**What you will do:** Make an exact copy of all the data.

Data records
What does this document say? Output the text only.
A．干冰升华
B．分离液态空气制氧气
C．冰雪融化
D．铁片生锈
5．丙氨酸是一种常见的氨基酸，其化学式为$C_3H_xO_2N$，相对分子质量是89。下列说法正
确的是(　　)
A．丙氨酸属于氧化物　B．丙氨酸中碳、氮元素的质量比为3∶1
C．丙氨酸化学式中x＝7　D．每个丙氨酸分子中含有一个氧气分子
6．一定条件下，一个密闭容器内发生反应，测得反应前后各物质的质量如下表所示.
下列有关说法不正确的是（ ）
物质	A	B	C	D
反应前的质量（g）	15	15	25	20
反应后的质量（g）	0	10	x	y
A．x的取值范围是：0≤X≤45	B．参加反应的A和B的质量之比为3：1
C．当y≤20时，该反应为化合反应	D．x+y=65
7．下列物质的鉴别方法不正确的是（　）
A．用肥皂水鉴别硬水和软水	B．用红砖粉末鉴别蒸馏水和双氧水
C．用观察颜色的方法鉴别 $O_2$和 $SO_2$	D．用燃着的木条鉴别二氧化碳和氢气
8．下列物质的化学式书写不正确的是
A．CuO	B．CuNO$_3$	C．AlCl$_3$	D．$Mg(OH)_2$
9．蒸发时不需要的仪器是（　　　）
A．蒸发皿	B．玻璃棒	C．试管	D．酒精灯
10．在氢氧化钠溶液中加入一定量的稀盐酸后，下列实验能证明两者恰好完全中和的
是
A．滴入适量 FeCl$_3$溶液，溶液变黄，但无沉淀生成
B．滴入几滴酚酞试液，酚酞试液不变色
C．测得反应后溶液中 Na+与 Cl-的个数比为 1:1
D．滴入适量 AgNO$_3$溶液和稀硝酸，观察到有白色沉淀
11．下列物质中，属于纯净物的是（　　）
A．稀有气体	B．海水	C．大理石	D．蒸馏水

**Answer to this exercise:**
What does this document say? Output the text only.
A．干冰升华
B．分离液态空气制氧气
C．冰雪融化
D．铁片生锈
5．丙氨酸是一种常见的氨基酸，其化学式为$C_3H_xO_2N$，相对分子质量是89。下列说法正
确的是(　　)
A．丙氨酸属于氧化物　B．丙氨酸中碳、氮元素的质量比为3∶1
C．丙氨酸化学式中x＝7　D．每个丙氨酸分子中含有一个氧气分子
6．一定条件下，一个密闭容器内发生反应，测得反应前后各物质的质量如下表所示.
下列有关说法不正确的是（ ）
物质	A	B	C	D
反应前的质量（g）	15	15	25	20
反应后的质量（g）	0	10	x	y
A．x的取值范围是：0≤X≤45	B．参加反应的A和B的质量之比为3：1
C．当y≤20时，该反应为化合反应	D．x+y=65
7．下列物质的鉴别方法不正确的是（　）
A．用肥皂水鉴别硬水和软水	B．用红砖粉末鉴别蒸馏水和双氧水
C．用观察颜色的方法鉴别 $O_2$和 $SO_2$	D．用燃着的木条鉴别二氧化碳和氢气
8．下列物质的化学式书写不正确的是
A．CuO	B．CuNO$_3$	C．AlCl$_3$	D．$Mg(OH)_2$
9．蒸发时不需要的仪器是（　　　）
A．蒸发皿	B．玻璃棒	C．试管	D．酒精灯
10．在氢氧化钠溶液中加入一定量的稀盐酸后，下列实验能证明两者恰好完全中和的
是
A．滴入适量 FeCl$_3$溶液，溶液变黄，但无沉淀生成
B．滴入几滴酚酞试液，酚酞试液不变色
C．测得反应后溶液中 Na+与 Cl-的个数比为 1:1
D．滴入适量 AgNO$_3$溶液和稀硝酸，观察到有白色沉淀
11．下列物质中，属于纯净物的是（　　）
A．稀有气体	B．海水	C．大理石	D．蒸馏水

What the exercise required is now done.